For system upgrades I prefer disabling the management (and so the
monitoring) of the affected resource. Works fine for me ... in your case
e.g:
crm_resource -p is_managed -r resource_sinfids3A_aims -t primitive -v off
... do your maintenance ....
crm_resource -p is_managed -r resource_sinfids3A_aims -t primitive -v on
Regards,
Andi
> I converted the cib.xml back to using groups which fixes the colocation problem but how to do perform system upgrades.
>
> e.g.
> I run command
> crm_resource -r resource_sinfids3A_aims -p target_role -v stopped
> my hope here is that hb will stop the resource and stop monitoring, allowing the aims software to be manually updated/started/checked/stopped; then run
> crm_resource -r resource_sinfids3A_aims -p target_role -v started
> hb will start the resource if necessary then continue to monitor.
>
> What actually happens is that hb stops ALL resources within the group_sinfids3A - aarrrgh.
>
>
> I realise that I am very confused on how to configure the primitive restart_type, and the on_fail for the monitor operation. Any help on this would be wonderful.
>
>
> The scenarios are
>
> crm_resource -r resource_sinfids3A_aims -p target_role -v stopped [as above]
> stop aims - allow manual updates...

**TASK TO COMPLETE**.
Answer these questions from the crm_resource text, one answer per line.
1. Which property does the reply set to off before maintenance and back to on afterward?
2. What value of target_role is used in the command that is meant to stop the resource?
3. According to the quoted message, what actually happens when that stop command is run?

**LISTED ENTRIES**.
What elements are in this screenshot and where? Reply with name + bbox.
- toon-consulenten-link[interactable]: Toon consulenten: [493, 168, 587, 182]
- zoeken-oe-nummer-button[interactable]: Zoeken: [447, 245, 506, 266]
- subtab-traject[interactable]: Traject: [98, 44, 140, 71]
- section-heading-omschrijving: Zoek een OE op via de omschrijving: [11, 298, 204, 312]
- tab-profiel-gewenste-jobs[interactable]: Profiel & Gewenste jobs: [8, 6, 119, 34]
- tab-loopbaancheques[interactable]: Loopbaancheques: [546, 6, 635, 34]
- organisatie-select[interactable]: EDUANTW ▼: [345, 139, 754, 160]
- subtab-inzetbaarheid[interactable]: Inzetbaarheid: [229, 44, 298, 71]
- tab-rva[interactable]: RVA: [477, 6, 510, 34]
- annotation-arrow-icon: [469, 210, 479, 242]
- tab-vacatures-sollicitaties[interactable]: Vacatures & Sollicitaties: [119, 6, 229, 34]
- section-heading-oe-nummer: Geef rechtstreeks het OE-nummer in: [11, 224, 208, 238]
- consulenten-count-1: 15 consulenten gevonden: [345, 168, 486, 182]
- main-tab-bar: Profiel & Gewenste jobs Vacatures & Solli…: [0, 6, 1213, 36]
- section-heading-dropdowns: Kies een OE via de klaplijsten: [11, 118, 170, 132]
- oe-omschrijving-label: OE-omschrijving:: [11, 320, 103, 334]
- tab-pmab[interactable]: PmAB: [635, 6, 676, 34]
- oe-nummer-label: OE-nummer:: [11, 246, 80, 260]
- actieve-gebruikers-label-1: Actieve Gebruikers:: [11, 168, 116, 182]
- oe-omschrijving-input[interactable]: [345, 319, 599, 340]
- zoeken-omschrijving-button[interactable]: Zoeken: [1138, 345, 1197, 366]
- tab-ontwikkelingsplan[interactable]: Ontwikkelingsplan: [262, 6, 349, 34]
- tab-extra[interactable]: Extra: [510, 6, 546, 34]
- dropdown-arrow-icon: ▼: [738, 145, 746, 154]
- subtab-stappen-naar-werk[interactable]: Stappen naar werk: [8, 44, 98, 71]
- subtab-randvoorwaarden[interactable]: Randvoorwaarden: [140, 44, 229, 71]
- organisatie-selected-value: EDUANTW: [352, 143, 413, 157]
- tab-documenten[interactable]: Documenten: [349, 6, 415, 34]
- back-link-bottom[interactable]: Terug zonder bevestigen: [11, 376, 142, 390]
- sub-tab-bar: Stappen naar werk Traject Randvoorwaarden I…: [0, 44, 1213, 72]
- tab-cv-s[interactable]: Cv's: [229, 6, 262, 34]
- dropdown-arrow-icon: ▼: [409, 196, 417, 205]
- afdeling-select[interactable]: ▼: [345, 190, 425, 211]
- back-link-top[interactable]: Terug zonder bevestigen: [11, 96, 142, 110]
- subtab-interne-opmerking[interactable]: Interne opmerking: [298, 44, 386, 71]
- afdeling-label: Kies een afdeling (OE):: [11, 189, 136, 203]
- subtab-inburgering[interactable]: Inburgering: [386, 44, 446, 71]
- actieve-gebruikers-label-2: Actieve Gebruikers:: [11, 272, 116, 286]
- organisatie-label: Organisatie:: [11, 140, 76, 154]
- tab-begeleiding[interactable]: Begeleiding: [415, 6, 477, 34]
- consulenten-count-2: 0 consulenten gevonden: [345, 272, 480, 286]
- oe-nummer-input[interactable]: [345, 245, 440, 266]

**FINISHED EXERCISE**.
1. The is_managed property.
2. The value stopped.
3. Heartbeat stops all resources within group_sinfids3A.